→ Exercise aim:
Across the whole listing, how many lines hold the word "must"? Reply with the number by itself.

→ Available data:
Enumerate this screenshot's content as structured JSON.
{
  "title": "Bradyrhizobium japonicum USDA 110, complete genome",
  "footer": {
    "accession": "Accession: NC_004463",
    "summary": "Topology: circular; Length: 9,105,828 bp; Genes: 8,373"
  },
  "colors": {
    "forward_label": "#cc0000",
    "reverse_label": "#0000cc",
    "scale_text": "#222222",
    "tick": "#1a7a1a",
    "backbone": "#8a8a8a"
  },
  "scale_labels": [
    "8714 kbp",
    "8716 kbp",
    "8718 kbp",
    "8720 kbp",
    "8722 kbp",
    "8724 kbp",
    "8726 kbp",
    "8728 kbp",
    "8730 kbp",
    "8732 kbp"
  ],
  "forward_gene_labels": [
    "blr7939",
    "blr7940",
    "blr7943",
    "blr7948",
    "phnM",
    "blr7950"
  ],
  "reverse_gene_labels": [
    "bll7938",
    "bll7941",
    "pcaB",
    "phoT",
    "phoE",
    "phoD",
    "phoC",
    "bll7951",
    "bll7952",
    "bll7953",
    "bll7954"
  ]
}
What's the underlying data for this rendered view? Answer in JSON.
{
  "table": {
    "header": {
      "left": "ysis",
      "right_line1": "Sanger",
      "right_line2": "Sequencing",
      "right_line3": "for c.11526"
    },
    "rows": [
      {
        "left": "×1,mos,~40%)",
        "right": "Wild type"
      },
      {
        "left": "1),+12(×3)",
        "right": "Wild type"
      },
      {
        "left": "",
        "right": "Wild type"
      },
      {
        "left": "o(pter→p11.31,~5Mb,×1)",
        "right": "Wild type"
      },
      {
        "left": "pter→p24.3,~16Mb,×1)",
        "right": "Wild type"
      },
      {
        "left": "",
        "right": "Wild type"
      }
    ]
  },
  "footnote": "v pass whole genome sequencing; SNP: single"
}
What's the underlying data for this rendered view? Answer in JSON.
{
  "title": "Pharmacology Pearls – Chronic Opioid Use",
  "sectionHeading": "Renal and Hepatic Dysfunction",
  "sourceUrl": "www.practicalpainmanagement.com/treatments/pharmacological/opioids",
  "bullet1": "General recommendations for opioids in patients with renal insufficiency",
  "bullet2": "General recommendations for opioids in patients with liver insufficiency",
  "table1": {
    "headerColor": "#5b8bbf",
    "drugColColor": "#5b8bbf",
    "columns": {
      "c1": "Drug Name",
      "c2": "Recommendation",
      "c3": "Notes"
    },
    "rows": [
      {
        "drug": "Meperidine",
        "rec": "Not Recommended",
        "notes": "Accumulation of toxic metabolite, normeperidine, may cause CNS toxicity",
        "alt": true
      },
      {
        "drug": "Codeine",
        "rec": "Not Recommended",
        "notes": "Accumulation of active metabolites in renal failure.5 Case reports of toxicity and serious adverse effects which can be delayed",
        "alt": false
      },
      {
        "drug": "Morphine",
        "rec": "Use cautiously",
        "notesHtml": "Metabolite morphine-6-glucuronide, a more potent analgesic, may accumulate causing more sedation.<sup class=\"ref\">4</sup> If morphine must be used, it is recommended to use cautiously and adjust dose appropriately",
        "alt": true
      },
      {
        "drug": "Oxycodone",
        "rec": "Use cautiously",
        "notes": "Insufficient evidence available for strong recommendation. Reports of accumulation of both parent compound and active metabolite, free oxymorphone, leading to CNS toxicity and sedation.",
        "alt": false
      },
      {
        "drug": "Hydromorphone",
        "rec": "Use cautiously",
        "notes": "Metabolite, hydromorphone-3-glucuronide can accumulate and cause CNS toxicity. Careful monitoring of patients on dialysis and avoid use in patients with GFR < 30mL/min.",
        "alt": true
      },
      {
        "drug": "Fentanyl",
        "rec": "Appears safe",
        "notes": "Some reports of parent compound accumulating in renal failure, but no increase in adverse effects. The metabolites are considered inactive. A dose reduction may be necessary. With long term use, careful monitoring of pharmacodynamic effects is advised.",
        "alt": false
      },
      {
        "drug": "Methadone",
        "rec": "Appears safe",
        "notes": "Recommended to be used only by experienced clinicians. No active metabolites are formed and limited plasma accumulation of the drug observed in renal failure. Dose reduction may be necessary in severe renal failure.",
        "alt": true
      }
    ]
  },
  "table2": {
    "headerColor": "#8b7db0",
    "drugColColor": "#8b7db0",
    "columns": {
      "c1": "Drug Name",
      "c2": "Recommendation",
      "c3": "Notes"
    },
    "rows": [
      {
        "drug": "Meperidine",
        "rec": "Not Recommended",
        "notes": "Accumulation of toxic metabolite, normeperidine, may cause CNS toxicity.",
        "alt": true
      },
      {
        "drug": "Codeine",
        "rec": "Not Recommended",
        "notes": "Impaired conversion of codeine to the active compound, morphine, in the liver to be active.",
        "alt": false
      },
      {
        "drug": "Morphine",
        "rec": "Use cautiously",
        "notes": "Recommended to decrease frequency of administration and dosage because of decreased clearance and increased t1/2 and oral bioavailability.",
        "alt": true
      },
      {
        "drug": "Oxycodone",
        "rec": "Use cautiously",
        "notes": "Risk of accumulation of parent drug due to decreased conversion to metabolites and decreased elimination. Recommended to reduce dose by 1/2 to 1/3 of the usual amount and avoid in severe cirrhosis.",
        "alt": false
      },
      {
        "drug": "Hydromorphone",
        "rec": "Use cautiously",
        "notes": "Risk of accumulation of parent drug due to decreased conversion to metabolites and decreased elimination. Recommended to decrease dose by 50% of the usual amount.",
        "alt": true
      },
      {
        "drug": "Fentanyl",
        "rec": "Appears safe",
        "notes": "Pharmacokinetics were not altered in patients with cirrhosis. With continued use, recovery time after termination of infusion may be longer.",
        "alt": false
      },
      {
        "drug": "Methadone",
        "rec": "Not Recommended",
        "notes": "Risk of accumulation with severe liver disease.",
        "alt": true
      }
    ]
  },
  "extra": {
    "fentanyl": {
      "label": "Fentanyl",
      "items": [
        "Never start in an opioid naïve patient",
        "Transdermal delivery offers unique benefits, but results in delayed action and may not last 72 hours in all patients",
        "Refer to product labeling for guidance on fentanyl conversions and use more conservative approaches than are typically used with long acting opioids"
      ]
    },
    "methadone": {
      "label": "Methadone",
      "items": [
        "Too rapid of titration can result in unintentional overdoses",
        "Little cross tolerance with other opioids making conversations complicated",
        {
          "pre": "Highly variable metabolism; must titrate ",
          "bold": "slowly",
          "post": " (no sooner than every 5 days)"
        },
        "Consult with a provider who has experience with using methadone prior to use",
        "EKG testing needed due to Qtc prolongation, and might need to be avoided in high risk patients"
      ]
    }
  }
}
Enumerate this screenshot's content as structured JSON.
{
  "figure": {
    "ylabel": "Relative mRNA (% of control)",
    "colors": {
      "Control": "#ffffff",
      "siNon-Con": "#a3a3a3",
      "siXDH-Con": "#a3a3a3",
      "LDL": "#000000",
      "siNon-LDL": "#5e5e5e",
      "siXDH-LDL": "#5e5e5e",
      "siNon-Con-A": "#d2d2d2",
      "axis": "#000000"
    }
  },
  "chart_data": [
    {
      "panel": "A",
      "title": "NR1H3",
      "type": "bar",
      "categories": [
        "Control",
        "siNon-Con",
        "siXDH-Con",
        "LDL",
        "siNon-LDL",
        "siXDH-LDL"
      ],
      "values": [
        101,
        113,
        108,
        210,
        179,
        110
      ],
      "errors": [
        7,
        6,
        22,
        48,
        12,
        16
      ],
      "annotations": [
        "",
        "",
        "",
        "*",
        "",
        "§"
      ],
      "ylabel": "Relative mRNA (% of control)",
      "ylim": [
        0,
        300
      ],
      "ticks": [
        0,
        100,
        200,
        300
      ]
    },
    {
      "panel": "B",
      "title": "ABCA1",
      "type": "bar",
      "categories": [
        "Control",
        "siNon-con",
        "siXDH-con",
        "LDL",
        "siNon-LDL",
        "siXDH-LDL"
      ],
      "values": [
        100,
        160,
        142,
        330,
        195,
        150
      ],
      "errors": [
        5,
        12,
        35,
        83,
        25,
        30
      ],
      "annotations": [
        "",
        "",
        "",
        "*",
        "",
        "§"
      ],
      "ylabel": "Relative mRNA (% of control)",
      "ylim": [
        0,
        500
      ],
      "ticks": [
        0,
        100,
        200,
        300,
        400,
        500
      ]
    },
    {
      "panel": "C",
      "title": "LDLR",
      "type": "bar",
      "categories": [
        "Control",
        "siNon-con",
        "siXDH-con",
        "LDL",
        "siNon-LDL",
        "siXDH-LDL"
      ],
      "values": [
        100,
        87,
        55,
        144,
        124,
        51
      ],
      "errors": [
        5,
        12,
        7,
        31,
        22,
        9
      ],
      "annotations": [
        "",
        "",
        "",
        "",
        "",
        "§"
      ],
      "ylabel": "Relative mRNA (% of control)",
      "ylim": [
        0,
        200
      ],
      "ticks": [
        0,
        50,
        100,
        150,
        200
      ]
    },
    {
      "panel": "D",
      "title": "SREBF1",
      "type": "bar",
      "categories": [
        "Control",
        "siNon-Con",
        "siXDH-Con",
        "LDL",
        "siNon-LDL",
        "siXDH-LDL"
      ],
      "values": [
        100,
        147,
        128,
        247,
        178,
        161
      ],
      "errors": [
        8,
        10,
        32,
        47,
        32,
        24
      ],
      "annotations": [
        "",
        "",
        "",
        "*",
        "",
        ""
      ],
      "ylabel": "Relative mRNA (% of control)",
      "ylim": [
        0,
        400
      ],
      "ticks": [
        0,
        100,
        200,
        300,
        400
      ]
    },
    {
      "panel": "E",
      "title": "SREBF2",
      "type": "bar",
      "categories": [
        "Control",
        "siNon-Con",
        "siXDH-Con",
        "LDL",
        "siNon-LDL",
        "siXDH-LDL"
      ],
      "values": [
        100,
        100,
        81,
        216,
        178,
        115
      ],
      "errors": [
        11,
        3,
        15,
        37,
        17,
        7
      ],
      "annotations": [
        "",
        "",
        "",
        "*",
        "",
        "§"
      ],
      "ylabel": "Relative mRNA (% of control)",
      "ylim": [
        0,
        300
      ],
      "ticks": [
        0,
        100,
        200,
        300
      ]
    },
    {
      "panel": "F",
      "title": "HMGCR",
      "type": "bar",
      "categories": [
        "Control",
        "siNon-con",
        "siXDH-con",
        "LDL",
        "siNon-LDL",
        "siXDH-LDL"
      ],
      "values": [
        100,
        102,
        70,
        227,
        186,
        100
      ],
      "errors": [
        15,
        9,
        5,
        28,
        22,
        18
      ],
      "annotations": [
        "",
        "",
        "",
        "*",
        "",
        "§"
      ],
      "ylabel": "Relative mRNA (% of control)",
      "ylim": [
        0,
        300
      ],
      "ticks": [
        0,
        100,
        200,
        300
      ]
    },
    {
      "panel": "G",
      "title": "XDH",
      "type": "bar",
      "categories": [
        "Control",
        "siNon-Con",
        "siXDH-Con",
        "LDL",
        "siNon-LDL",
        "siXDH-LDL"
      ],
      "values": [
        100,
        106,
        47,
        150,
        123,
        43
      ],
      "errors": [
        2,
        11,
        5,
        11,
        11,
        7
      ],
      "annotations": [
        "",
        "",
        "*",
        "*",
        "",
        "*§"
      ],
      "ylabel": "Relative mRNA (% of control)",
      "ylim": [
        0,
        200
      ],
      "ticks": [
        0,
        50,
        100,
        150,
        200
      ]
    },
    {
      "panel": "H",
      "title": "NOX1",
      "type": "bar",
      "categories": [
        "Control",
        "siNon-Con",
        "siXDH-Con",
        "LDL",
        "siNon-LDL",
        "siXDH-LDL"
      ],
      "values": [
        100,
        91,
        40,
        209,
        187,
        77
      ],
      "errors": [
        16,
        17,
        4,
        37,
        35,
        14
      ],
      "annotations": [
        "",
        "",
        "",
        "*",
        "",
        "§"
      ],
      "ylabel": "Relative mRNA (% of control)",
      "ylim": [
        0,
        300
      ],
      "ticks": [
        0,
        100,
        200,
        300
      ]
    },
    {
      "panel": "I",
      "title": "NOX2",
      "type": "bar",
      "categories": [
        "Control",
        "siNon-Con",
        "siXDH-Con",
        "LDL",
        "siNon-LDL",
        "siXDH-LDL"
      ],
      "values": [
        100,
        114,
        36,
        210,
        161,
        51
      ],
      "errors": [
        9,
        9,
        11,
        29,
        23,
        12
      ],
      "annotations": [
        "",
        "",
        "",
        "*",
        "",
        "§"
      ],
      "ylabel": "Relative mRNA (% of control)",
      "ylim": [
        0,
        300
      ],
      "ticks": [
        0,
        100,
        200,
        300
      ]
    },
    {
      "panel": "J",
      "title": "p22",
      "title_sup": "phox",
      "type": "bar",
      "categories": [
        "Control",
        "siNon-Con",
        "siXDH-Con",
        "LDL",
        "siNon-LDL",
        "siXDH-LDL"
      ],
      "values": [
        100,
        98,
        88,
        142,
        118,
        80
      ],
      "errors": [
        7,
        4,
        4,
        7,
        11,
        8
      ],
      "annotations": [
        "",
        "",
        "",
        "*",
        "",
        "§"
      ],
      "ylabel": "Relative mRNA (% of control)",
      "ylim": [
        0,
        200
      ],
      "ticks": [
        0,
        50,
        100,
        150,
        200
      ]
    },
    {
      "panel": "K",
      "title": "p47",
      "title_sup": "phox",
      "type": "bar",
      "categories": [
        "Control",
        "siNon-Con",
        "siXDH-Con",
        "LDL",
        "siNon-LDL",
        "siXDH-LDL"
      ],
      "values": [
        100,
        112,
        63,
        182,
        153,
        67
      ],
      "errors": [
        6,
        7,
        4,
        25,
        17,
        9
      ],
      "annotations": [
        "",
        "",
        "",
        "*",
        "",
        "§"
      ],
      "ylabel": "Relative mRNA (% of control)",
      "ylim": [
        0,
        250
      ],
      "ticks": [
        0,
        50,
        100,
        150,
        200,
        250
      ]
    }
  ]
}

→ Written answer:
2